> **THE TASK**:
Filter the entries below, keeping every line that has the word "所定价格涵盖消毒".

> **MATERIAL FOR THIS TASK**:
________

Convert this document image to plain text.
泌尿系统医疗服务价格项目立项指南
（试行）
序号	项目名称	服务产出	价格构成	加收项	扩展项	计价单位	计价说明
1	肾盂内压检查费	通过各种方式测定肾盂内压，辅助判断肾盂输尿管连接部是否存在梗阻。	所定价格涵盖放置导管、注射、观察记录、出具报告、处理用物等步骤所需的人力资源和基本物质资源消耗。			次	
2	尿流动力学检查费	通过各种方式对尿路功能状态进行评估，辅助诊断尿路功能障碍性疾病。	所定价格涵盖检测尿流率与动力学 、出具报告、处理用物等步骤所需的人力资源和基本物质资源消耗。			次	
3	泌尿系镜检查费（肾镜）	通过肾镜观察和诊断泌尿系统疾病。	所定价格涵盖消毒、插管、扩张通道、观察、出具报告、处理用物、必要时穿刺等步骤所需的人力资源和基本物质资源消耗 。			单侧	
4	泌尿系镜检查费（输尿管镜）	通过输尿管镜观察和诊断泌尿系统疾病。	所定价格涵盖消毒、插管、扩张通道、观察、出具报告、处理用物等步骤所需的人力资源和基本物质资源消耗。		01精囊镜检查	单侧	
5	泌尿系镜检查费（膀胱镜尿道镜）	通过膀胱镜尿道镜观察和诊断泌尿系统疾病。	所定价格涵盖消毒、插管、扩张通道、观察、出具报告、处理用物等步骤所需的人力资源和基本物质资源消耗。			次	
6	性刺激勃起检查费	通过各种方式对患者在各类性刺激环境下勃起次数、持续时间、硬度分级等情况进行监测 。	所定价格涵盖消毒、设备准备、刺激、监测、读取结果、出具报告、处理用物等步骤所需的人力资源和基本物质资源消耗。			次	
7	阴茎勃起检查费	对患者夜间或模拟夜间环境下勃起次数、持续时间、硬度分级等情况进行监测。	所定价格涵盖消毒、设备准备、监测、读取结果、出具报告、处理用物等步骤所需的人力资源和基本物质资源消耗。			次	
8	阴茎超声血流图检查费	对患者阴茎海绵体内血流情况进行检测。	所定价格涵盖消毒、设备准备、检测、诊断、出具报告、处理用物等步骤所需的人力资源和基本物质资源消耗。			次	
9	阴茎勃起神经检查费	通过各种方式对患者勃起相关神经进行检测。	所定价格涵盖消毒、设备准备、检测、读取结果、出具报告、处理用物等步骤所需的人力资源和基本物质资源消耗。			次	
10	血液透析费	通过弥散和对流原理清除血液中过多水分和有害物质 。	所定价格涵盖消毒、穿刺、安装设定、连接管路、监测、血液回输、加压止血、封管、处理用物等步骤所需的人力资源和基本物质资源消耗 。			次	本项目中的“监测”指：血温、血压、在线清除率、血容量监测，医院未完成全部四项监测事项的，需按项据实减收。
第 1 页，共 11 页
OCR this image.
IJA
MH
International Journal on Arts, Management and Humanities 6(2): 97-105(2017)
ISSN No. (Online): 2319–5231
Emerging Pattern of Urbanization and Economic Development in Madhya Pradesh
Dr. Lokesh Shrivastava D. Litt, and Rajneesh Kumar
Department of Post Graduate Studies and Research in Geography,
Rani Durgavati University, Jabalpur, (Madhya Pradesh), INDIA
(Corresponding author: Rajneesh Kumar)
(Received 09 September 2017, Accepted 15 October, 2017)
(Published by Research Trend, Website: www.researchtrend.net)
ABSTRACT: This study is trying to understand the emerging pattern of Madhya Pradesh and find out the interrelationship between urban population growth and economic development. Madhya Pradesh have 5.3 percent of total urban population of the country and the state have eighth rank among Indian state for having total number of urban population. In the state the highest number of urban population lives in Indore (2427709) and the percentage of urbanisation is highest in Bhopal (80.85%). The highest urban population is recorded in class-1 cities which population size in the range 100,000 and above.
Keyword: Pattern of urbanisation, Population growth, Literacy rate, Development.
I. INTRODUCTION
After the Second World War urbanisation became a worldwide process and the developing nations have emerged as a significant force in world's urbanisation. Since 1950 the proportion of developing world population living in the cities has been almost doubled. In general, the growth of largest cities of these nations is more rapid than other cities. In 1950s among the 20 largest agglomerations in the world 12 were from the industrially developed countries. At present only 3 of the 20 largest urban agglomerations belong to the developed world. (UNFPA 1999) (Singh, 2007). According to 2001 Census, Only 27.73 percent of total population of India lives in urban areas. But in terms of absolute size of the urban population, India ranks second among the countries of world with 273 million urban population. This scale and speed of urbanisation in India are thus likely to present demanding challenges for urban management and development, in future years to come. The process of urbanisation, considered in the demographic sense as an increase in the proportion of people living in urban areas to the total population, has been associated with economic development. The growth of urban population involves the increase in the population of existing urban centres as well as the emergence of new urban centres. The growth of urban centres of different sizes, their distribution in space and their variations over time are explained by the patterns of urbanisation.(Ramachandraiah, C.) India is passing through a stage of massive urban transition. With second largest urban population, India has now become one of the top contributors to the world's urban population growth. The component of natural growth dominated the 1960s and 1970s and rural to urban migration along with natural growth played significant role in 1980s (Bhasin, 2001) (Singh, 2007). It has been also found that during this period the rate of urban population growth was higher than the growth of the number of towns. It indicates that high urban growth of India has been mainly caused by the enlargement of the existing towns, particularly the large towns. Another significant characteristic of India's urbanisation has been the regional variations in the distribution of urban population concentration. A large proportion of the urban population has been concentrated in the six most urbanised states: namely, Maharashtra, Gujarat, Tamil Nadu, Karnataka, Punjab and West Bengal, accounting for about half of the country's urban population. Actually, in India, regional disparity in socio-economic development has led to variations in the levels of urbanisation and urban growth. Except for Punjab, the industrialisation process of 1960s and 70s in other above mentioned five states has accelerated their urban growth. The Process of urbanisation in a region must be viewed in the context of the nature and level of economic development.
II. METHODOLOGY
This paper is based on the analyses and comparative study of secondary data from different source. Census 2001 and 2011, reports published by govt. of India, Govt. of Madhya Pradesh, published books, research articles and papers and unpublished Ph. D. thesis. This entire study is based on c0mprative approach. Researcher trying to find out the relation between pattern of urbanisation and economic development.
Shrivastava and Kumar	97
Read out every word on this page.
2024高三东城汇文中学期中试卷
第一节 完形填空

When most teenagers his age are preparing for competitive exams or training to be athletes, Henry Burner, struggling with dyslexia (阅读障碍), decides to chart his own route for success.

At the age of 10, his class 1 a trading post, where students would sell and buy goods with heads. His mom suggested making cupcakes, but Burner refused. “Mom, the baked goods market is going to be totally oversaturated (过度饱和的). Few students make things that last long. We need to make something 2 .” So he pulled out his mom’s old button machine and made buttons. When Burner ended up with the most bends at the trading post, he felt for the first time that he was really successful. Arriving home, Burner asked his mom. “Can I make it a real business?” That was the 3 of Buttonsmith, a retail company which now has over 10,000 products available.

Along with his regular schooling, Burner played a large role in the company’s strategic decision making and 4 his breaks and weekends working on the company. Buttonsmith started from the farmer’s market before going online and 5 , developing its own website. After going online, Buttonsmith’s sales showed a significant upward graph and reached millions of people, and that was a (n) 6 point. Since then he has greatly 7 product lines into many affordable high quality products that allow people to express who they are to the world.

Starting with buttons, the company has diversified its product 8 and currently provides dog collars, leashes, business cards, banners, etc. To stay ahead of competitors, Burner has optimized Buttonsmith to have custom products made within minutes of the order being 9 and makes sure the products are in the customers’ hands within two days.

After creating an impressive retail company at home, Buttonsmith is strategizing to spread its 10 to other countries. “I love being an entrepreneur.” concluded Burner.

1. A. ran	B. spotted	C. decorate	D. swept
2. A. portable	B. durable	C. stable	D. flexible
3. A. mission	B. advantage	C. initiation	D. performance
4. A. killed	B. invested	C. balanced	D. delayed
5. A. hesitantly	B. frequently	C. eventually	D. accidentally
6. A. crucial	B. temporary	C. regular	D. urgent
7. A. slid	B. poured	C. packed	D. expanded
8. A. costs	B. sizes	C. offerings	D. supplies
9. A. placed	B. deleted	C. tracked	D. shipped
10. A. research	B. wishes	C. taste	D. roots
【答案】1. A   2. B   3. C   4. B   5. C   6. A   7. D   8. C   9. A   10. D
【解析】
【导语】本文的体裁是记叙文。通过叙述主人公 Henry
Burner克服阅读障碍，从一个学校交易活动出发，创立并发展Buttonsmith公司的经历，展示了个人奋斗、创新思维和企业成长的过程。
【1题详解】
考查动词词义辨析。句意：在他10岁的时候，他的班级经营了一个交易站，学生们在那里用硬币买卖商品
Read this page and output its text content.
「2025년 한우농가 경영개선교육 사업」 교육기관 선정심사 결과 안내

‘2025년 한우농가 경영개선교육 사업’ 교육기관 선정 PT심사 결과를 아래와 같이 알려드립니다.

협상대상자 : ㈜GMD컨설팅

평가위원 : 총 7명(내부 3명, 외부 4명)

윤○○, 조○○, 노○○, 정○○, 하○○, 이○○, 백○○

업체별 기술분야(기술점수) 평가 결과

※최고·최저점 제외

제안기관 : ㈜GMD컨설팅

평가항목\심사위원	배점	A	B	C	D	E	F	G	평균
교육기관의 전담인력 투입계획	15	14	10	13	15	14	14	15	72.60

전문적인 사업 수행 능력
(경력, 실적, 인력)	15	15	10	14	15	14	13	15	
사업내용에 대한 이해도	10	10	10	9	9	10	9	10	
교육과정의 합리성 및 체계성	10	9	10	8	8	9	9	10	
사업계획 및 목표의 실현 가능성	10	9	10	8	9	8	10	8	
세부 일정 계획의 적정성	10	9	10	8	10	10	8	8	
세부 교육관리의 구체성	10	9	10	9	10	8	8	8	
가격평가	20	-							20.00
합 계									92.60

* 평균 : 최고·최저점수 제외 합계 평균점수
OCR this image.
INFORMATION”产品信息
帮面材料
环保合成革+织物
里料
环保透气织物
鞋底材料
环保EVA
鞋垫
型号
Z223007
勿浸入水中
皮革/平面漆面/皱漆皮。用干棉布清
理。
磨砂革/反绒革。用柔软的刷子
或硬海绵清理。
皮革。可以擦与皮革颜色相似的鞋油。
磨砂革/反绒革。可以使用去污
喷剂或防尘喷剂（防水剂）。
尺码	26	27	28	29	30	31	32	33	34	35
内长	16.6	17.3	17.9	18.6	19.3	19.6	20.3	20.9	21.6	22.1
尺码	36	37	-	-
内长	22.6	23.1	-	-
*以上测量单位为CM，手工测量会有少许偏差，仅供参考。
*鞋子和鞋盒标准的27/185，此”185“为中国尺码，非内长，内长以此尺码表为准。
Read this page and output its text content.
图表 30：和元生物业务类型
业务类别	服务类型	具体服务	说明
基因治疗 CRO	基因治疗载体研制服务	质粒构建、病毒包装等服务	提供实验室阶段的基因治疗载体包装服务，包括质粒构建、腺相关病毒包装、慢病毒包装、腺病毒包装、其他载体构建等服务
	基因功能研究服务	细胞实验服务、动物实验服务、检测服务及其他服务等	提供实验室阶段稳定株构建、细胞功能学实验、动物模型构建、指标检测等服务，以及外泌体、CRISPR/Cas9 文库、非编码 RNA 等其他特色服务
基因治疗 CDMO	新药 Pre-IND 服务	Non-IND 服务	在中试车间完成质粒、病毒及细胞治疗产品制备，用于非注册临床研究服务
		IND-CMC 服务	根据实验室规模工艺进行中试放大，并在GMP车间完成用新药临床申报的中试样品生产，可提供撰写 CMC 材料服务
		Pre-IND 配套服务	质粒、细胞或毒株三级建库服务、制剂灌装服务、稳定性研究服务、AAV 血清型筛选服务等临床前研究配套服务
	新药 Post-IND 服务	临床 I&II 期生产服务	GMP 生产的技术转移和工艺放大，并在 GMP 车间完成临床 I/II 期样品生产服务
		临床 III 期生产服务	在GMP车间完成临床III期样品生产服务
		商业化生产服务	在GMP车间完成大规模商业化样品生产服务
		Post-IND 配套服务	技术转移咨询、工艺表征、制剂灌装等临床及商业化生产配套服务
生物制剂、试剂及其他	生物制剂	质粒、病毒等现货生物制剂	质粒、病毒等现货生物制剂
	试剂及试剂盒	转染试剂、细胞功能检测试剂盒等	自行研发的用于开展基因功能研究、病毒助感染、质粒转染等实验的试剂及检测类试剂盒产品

________

> **RESULT**:
3	泌尿系镜检查费（肾镜）	通过肾镜观察和诊断泌尿系统疾病。	所定价格涵盖消毒、插管、扩张通道、观察、出具报告、处理用物、必要时穿刺等步骤所需的人力资源和基本物质资源消耗 。			单侧	
4	泌尿系镜检查费（输尿管镜）	通过输尿管镜观察和诊断泌尿系统疾病。	所定价格涵盖消毒、插管、扩张通道、观察、出具报告、处理用物等步骤所需的人力资源和基本物质资源消耗。		01精囊镜检查	单侧	
5	泌尿系镜检查费（膀胱镜尿道镜）	通过膀胱镜尿道镜观察和诊断泌尿系统疾病。	所定价格涵盖消毒、插管、扩张通道、观察、出具报告、处理用物等步骤所需的人力资源和基本物质资源消耗。			次	
6	性刺激勃起检查费	通过各种方式对患者在各类性刺激环境下勃起次数、持续时间、硬度分级等情况进行监测 。	所定价格涵盖消毒、设备准备、刺激、监测、读取结果、出具报告、处理用物等步骤所需的人力资源和基本物质资源消耗。			次	
7	阴茎勃起检查费	对患者夜间或模拟夜间环境下勃起次数、持续时间、硬度分级等情况进行监测。	所定价格涵盖消毒、设备准备、监测、读取结果、出具报告、处理用物等步骤所需的人力资源和基本物质资源消耗。			次	
8	阴茎超声血流图检查费	对患者阴茎海绵体内血流情况进行检测。	所定价格涵盖消毒、设备准备、检测、诊断、出具报告、处理用物等步骤所需的人力资源和基本物质资源消耗。			次	
9	阴茎勃起神经检查费	通过各种方式对患者勃起相关神经进行检测。	所定价格涵盖消毒、设备准备、检测、读取结果、出具报告、处理用物等步骤所需的人力资源和基本物质资源消耗。			次	
10	血液透析费	通过弥散和对流原理清除血液中过多水分和有害物质 。	所定价格涵盖消毒、穿刺、安装设定、连接管路、监测、血液回输、加压止血、封管、处理用物等步骤所需的人力资源和基本物质资源消耗 。			次	本项目中的“监测”指：血温、血压、在线清除率、血容量监测，医院未完成全部四项监测事项的，需按项据实减收。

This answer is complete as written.